• _Data extracted from a collection_

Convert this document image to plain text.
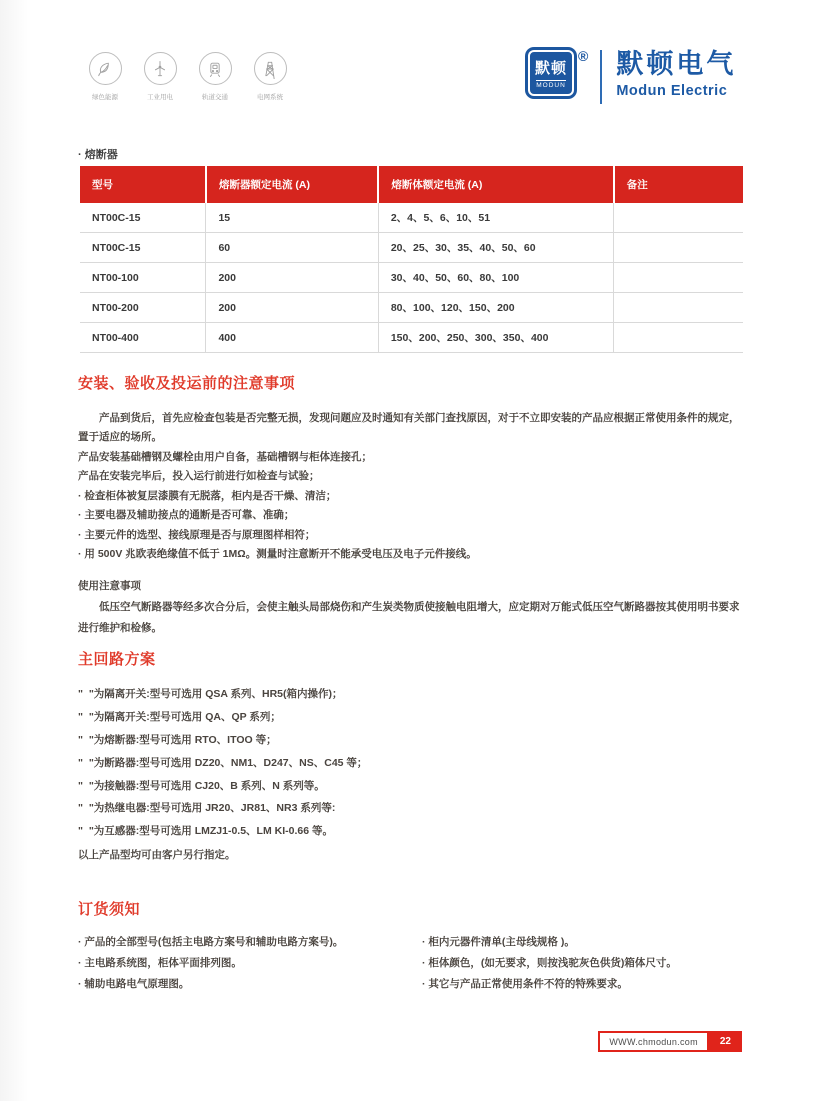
绿色能源	工业用电	轨道交通	电网系统
默顿
MODUN
® 默顿电气
Modun Electric
· 熔断器
型号	熔断器额定电流 (A)	熔断体额定电流 (A)	备注
NT00C-15	15	2、4、5、6、10、51	
NT00C-15	60	20、25、30、35、40、50、60	
NT00-100	200	30、40、50、60、80、100	
NT00-200	200	80、100、120、150、200	
NT00-400	400	150、200、250、300、350、400	
安装、验收及投运前的注意事项
产品到货后，首先应检查包装是否完整无损，发现问题应及时通知有关部门查找原因，对于不立即安装的产品应根据正常使用条件的规定，置于适应的场所。
产品安装基础槽钢及螺栓由用户自备，基础槽钢与柜体连接孔；
产品在安装完毕后，投入运行前进行如检查与试验；
· 检查柜体被复层漆膜有无脱落，柜内是否干燥、清洁；
· 主要电器及辅助接点的通断是否可靠、准确；
· 主要元件的选型、接线原理是否与原理图样相符；
· 用 500V 兆欧表绝缘值不低于 1MΩ。测量时注意断开不能承受电压及电子元件接线。
使用注意事项
低压空气断路器等经多次合分后，会使主触头局部烧伤和产生炭类物质使接触电阻增大，应定期对万能式低压空气断路器按其使用明书要求进行维护和检修。
主回路方案
"  "为隔离开关:型号可选用 QSA 系列、HR5(箱内操作)；
"  "为隔离开关:型号可选用 QA、QP 系列；
"  "为熔断器:型号可选用 RTO、ITOO 等；
"  "为断路器:型号可选用 DZ20、NM1、D247、NS、C45 等；
"  "为接触器:型号可选用 CJ20、B 系列、N 系列等。
"  "为热继电器:型号可选用 JR20、JR81、NR3 系列等:
"  "为互感器:型号可选用 LMZJ1-0.5、LM KI-0.66 等。
以上产品型均可由客户另行指定。
订货须知
· 产品的全部型号(包括主电路方案号和辅助电路方案号)。
· 主电路系统图，柜体平面排列图。
· 辅助电路电气原理图。
· 柜内元器件清单(主母线规格 )。
· 柜体颜色，(如无要求，则按浅驼灰色供货)箱体尺寸。
· 其它与产品正常使用条件不符的特殊要求。
WWW.chmodun.com	22
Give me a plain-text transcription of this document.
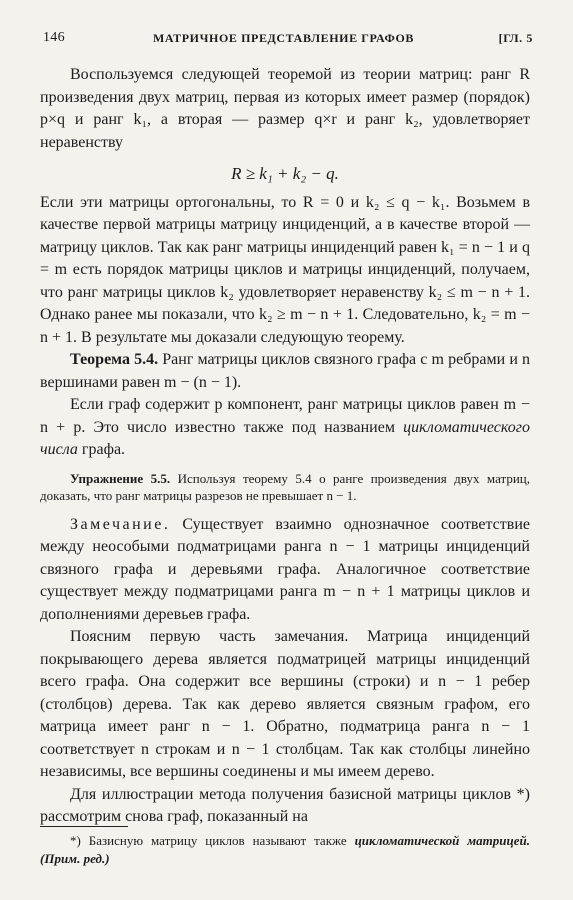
146	МАТРИЧНОЕ ПРЕДСТАВЛЕНИЕ ГРАФОВ	[ГЛ. 5

Воспользуемся следующей теоремой из теории матриц: ранг R произведения двух матриц, первая из которых имеет размер (порядок) p×q и ранг k₁, а вторая — размер q×r и ранг k₂, удовлетворяет неравенству

R ≥ k₁ + k₂ − q.

Если эти матрицы ортогональны, то R = 0 и k₂ ≤ q − k₁. Возьмем в качестве первой матрицы матрицу инциденций, а в качестве второй — матрицу циклов. Так как ранг матрицы инциденций равен k₁ = n − 1 и q = m есть порядок матрицы циклов и матрицы инциденций, получаем, что ранг матрицы циклов k₂ удовлетворяет неравенству k₂ ≤ m − n + 1. Однако ранее мы показали, что k₂ ≥ m − n + 1. Следовательно, k₂ = m − n + 1. В результате мы доказали следующую теорему.

Теорема 5.4. Ранг матрицы циклов связного графа с m ребрами и n вершинами равен m − (n − 1).

Если граф содержит p компонент, ранг матрицы циклов равен m − n + p. Это число известно также под названием цикломатического числа графа.

Упражнение 5.5. Используя теорему 5.4 о ранге произведения двух матриц, доказать, что ранг матрицы разрезов не превышает n − 1.

Замечание. Существует взаимно однозначное соответствие между неособыми подматрицами ранга n − 1 матрицы инциденций связного графа и деревьями графа. Аналогичное соответствие существует между подматрицами ранга m − n + 1 матрицы циклов и дополнениями деревьев графа.

Поясним первую часть замечания. Матрица инциденций покрывающего дерева является подматрицей матрицы инциденций всего графа. Она содержит все вершины (строки) и n − 1 ребер (столбцов) дерева. Так как дерево является связным графом, его матрица имеет ранг n − 1. Обратно, подматрица ранга n − 1 соответствует n строкам и n − 1 столбцам. Так как столбцы линейно независимы, все вершины соединены и мы имеем дерево.

Для иллюстрации метода получения базисной матрицы циклов *) рассмотрим снова граф, показанный на

*) Базисную матрицу циклов называют также цикломатической матрицей. (Прим. ред.)
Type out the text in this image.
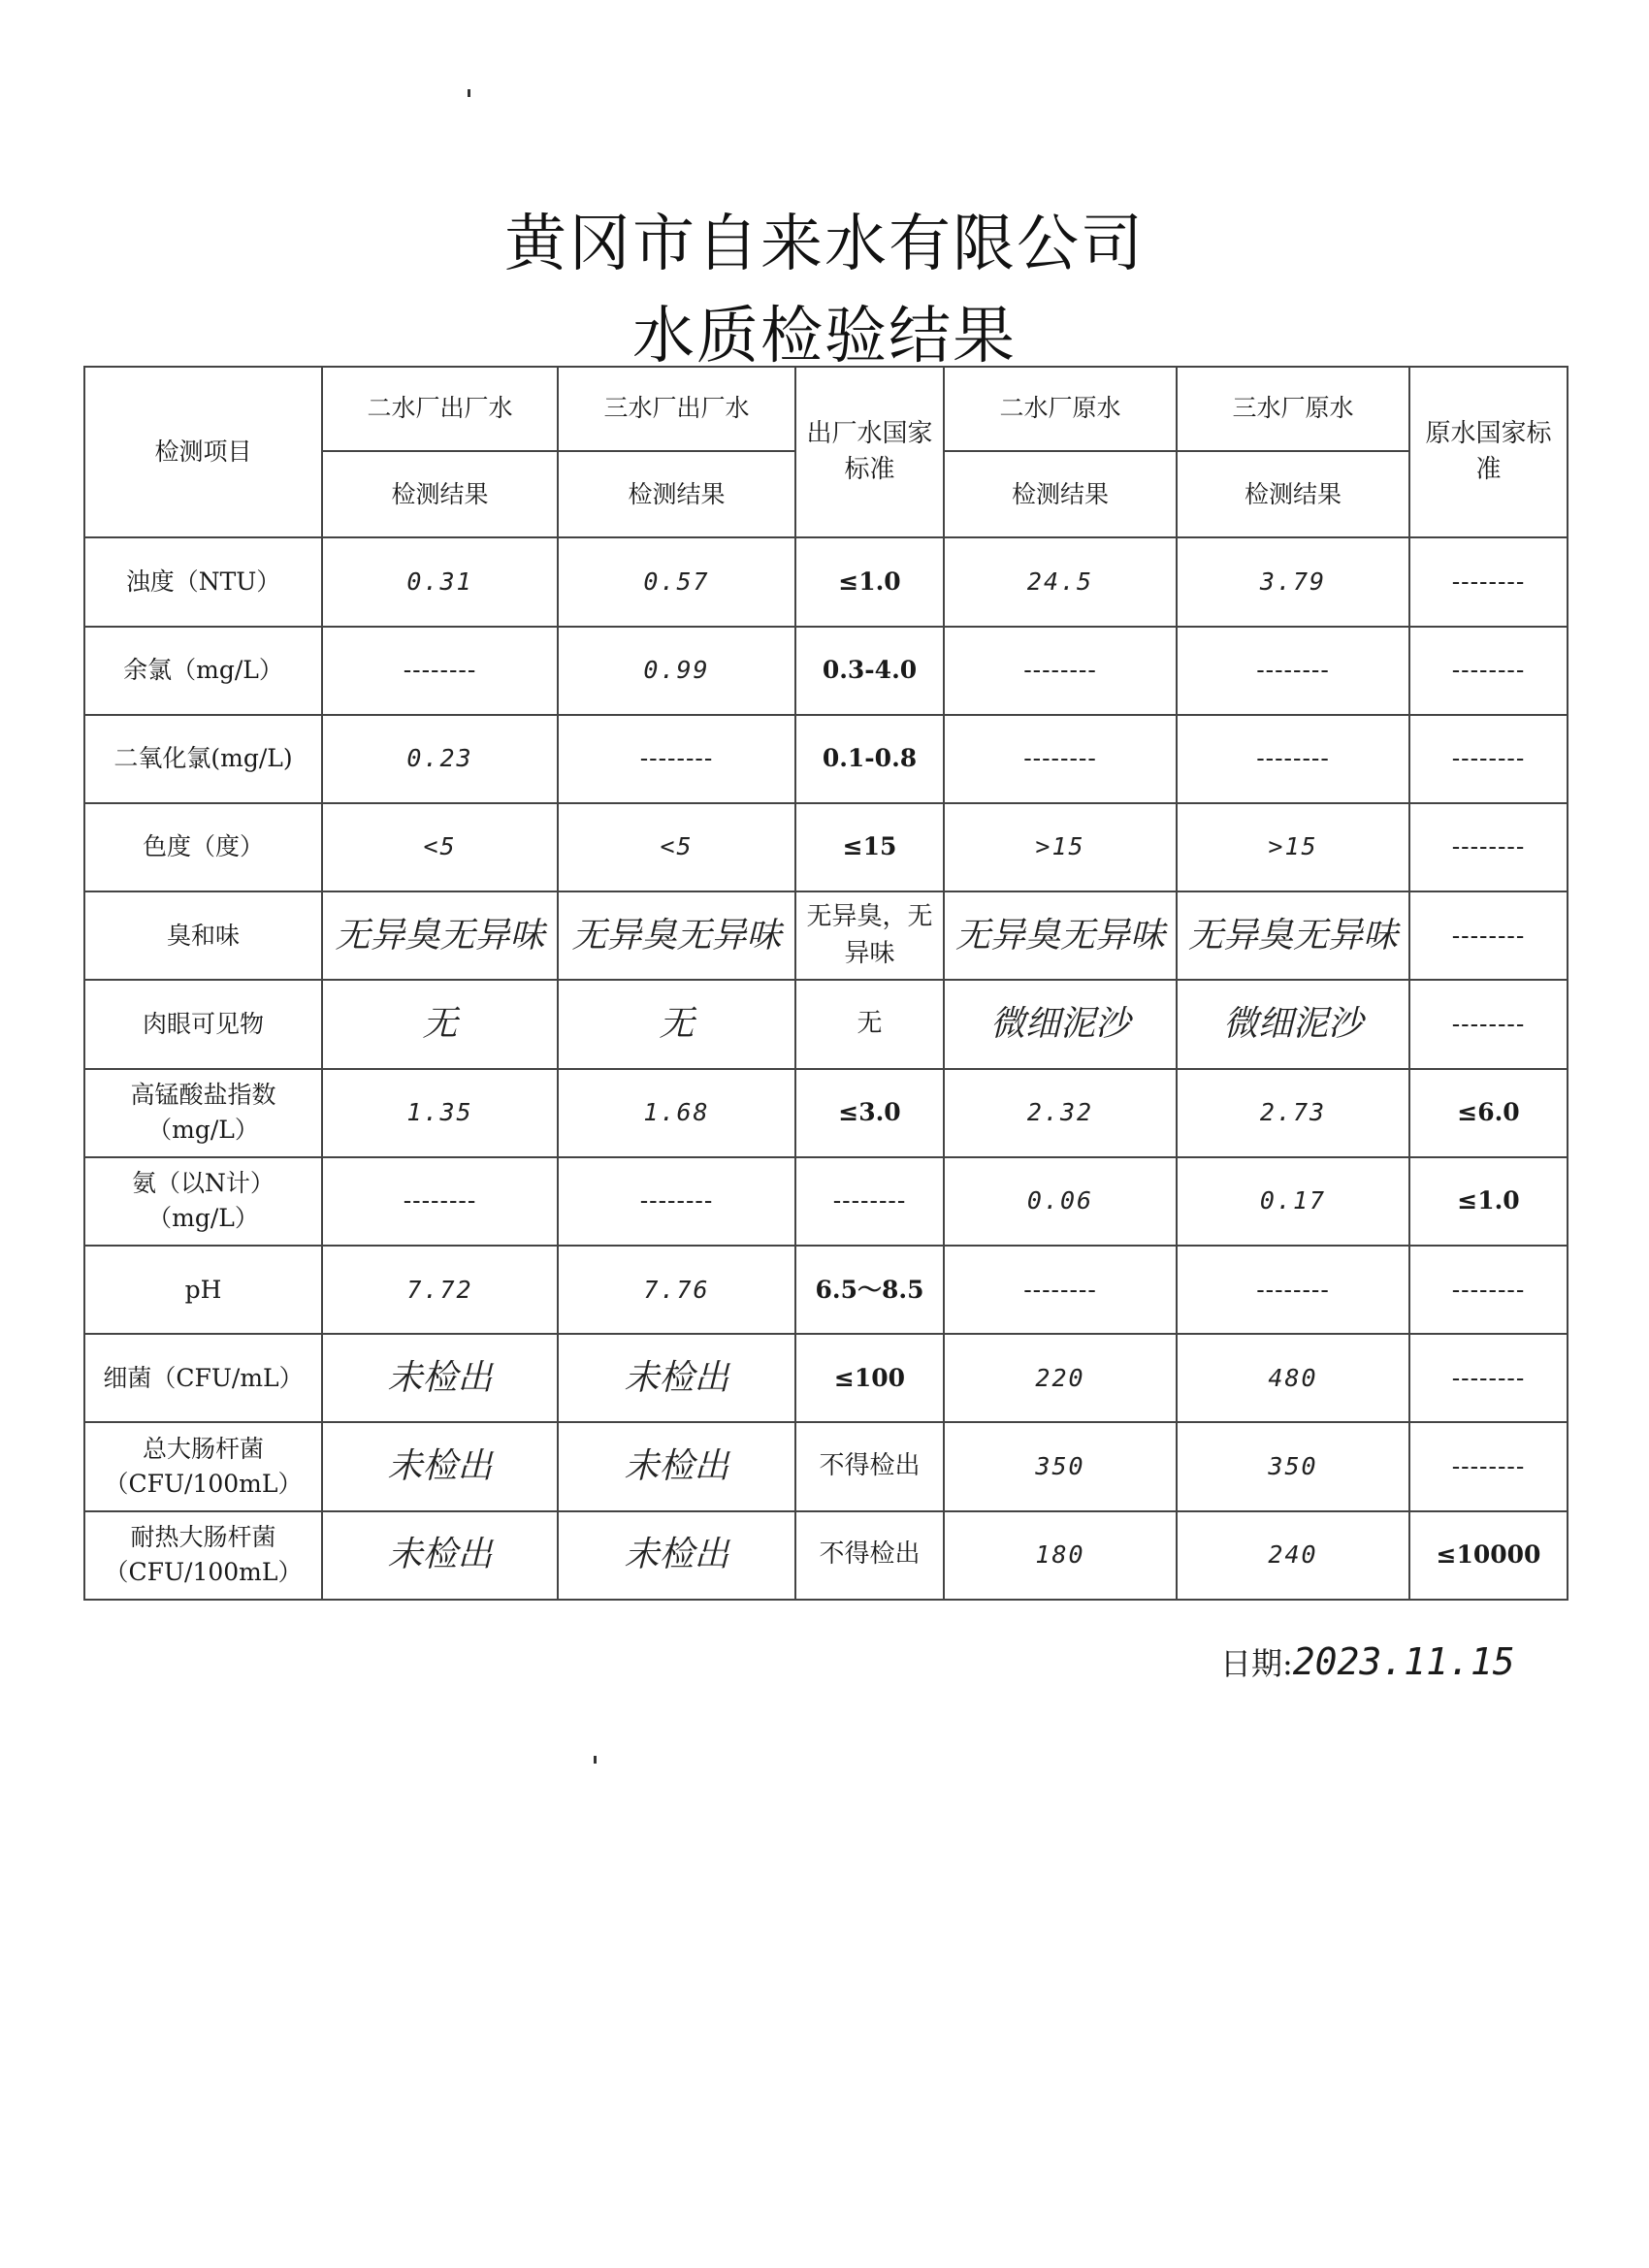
黄冈市自来水有限公司
水质检验结果
检测项目	二水厂出厂水	三水厂出厂水	出厂水国家标准	二水厂原水	三水厂原水	原水国家标准
	检测结果	检测结果		检测结果	检测结果	
浊度（NTU）	0.31	0.57	≤1.0	24.5	3.79	--------
余氯（mg/L）	--------	0.99	0.3-4.0	--------	--------	--------
二氧化氯(mg/L)	0.23	--------	0.1-0.8	--------	--------	--------
色度（度）	<5	<5	≤15	>15	>15	--------
臭和味	无异臭无异味	无异臭无异味	无异臭，无异味	无异臭无异味	无异臭无异味	--------
肉眼可见物	无	无	无	微细泥沙	微细泥沙	--------
高锰酸盐指数（mg/L）	1.35	1.68	≤3.0	2.32	2.73	≤6.0
氨（以N计）（mg/L）	--------	--------	--------	0.06	0.17	≤1.0
pH	7.72	7.76	6.5～8.5	--------	--------	--------
细菌（CFU/mL）	未检出	未检出	≤100	220	480	--------
总大肠杆菌（CFU/100mL）	未检出	未检出	不得检出	350	350	--------
耐热大肠杆菌（CFU/100mL）	未检出	未检出	不得检出	180	240	≤10000
日期:2023.11.15
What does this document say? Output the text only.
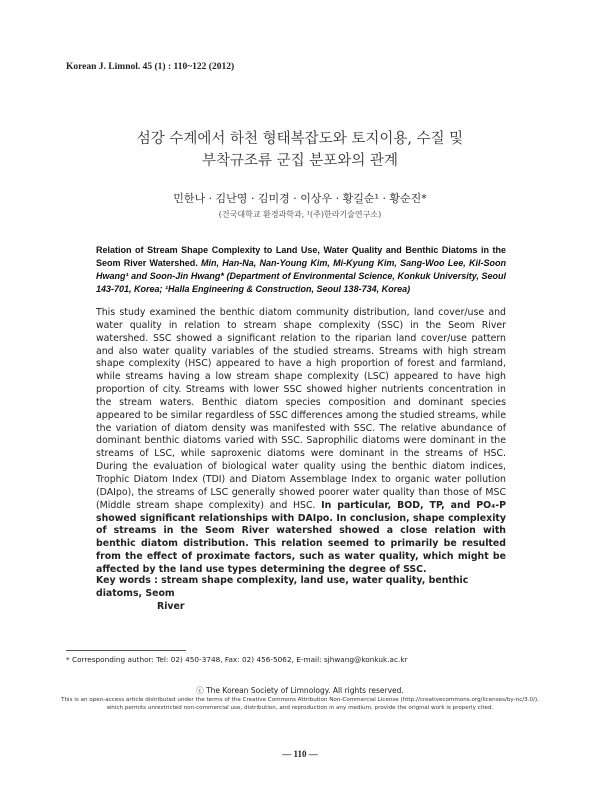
Korean J. Limnol. 45 (1) : 110~122 (2012)
섬강 수계에서 하천 형태복잡도와 토지이용, 수질 및
부착규조류 군집 분포와의 관계
민한나 · 김난영 · 김미경 · 이상우 · 황길순¹ · 황순진*
(건국대학교 환경과학과, ¹(주)한라기술연구소)
Relation of Stream Shape Complexity to Land Use, Water Quality and Benthic Diatoms in the Seom River Watershed. Min, Han-Na, Nan-Young Kim, Mi-Kyung Kim, Sang-Woo Lee, Kil-Soon Hwang¹ and Soon-Jin Hwang* (Department of Environmental Science, Konkuk University, Seoul 143-701, Korea; ¹Halla Engineering & Construction, Seoul 138-734, Korea)
This study examined the benthic diatom community distribution, land cover/use and water quality in relation to stream shape complexity (SSC) in the Seom River watershed. SSC showed a significant relation to the riparian land cover/use pattern and also water quality variables of the studied streams. Streams with high stream shape complexity (HSC) appeared to have a high proportion of forest and farmland, while streams having a low stream shape complexity (LSC) appeared to have high proportion of city. Streams with lower SSC showed higher nutrients concentration in the stream waters. Benthic diatom species composition and dominant species appeared to be similar regardless of SSC differences among the studied streams, while the variation of diatom density was manifested with SSC. The relative abundance of dominant benthic diatoms varied with SSC. Saprophilic diatoms were dominant in the streams of LSC, while saproxenic diatoms were dominant in the streams of HSC. During the evaluation of biological water quality using the benthic diatom indices, Trophic Diatom Index (TDI) and Diatom Assemblage Index to organic water pollution (DAIpo), the streams of LSC generally showed poorer water quality than those of MSC (Middle stream shape complexity) and HSC. In particular, BOD, TP, and PO₄-P showed significant relationships with DAIpo. In conclusion, shape complexity of streams in the Seom River watershed showed a close relation with benthic diatom distribution. This relation seemed to primarily be resulted from the effect of proximate factors, such as water quality, which might be affected by the land use types determining the degree of SSC.
Key words : stream shape complexity, land use, water quality, benthic diatoms, Seom
River
* Corresponding author: Tel: 02) 450-3748, Fax: 02) 456-5062, E-mail: sjhwang@konkuk.ac.kr
ⓒ The Korean Society of Limnology. All rights reserved.
This is an open-access article distributed under the terms of the Creative Commons Attribution Non-Commercial License (http://creativecommons.org/licenses/by-nc/3.0/),
which permits unrestricted non-commercial use, distribution, and reproduction in any medium, provide the original work is properly cited.
— 110 —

• _What to do_
Copy out every line that includes the word "which".

• _Exercise answer_
This study examined the benthic diatom community distribution, land cover/use and water quality in relation to stream shape complexity (SSC) in the Seom River watershed. SSC showed a significant relation to the riparian land cover/use pattern and also water quality variables of the studied streams. Streams with high stream shape complexity (HSC) appeared to have a high proportion of forest and farmland, while streams having a low stream shape complexity (LSC) appeared to have high proportion of city. Streams with lower SSC showed higher nutrients concentration in the stream waters. Benthic diatom species composition and dominant species appeared to be similar regardless of SSC differences among the studied streams, while the variation of diatom density was manifested with SSC. The relative abundance of dominant benthic diatoms varied with SSC. Saprophilic diatoms were dominant in the streams of LSC, while saproxenic diatoms were dominant in the streams of HSC. During the evaluation of biological water quality using the benthic diatom indices, Trophic Diatom Index (TDI) and Diatom Assemblage Index to organic water pollution (DAIpo), the streams of LSC generally showed poorer water quality than those of MSC (Middle stream shape complexity) and HSC. In particular, BOD, TP, and PO₄-P showed significant relationships with DAIpo. In conclusion, shape complexity of streams in the Seom River watershed showed a close relation with benthic diatom distribution. This relation seemed to primarily be resulted from the effect of proximate factors, such as water quality, which might be affected by the land use types determining the degree of SSC.
which permits unrestricted non-commercial use, distribution, and reproduction in any medium, provide the original work is properly cited.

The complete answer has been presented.